**WHAT THE TASK ASKS**
Take the data that follows and retype it word for word.

--- begin ---

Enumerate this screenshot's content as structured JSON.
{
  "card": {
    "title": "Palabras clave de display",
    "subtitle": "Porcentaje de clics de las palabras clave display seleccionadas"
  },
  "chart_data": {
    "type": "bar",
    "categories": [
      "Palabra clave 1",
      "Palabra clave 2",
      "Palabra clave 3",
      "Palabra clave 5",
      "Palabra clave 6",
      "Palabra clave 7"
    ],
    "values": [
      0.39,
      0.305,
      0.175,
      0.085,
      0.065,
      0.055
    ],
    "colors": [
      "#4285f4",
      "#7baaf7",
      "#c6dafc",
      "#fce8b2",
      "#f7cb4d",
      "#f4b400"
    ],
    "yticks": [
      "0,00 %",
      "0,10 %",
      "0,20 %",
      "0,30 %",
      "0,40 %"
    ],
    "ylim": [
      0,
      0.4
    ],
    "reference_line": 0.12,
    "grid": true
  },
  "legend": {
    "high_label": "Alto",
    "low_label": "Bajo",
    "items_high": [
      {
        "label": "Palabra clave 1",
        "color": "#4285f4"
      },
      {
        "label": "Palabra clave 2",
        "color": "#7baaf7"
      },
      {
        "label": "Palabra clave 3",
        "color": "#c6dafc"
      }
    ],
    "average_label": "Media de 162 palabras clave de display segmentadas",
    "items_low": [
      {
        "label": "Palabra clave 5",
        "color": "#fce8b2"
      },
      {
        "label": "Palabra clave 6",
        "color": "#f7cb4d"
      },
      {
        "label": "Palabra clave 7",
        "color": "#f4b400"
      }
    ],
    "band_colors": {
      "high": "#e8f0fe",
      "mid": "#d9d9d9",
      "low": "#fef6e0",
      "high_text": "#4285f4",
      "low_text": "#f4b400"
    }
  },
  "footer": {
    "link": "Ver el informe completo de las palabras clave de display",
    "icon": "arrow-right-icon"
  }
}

--- end ---

**CORRECT RESPONSE**
Enumerate this screenshot's content as structured JSON.
{
  "card": {
    "title": "Palabras clave de display",
    "subtitle": "Porcentaje de clics de las palabras clave display seleccionadas"
  },
  "chart_data": {
    "type": "bar",
    "categories": [
      "Palabra clave 1",
      "Palabra clave 2",
      "Palabra clave 3",
      "Palabra clave 5",
      "Palabra clave 6",
      "Palabra clave 7"
    ],
    "values": [
      0.39,
      0.305,
      0.175,
      0.085,
      0.065,
      0.055
    ],
    "colors": [
      "#4285f4",
      "#7baaf7",
      "#c6dafc",
      "#fce8b2",
      "#f7cb4d",
      "#f4b400"
    ],
    "yticks": [
      "0,00 %",
      "0,10 %",
      "0,20 %",
      "0,30 %",
      "0,40 %"
    ],
    "ylim": [
      0,
      0.4
    ],
    "reference_line": 0.12,
    "grid": true
  },
  "legend": {
    "high_label": "Alto",
    "low_label": "Bajo",
    "items_high": [
      {
        "label": "Palabra clave 1",
        "color": "#4285f4"
      },
      {
        "label": "Palabra clave 2",
        "color": "#7baaf7"
      },
      {
        "label": "Palabra clave 3",
        "color": "#c6dafc"
      }
    ],
    "average_label": "Media de 162 palabras clave de display segmentadas",
    "items_low": [
      {
        "label": "Palabra clave 5",
        "color": "#fce8b2"
      },
      {
        "label": "Palabra clave 6",
        "color": "#f7cb4d"
      },
      {
        "label": "Palabra clave 7",
        "color": "#f4b400"
      }
    ],
    "band_colors": {
      "high": "#e8f0fe",
      "mid": "#d9d9d9",
      "low": "#fef6e0",
      "high_text": "#4285f4",
      "low_text": "#f4b400"
    }
  },
  "footer": {
    "link": "Ver el informe completo de las palabras clave de display",
    "icon": "arrow-right-icon"
  }
}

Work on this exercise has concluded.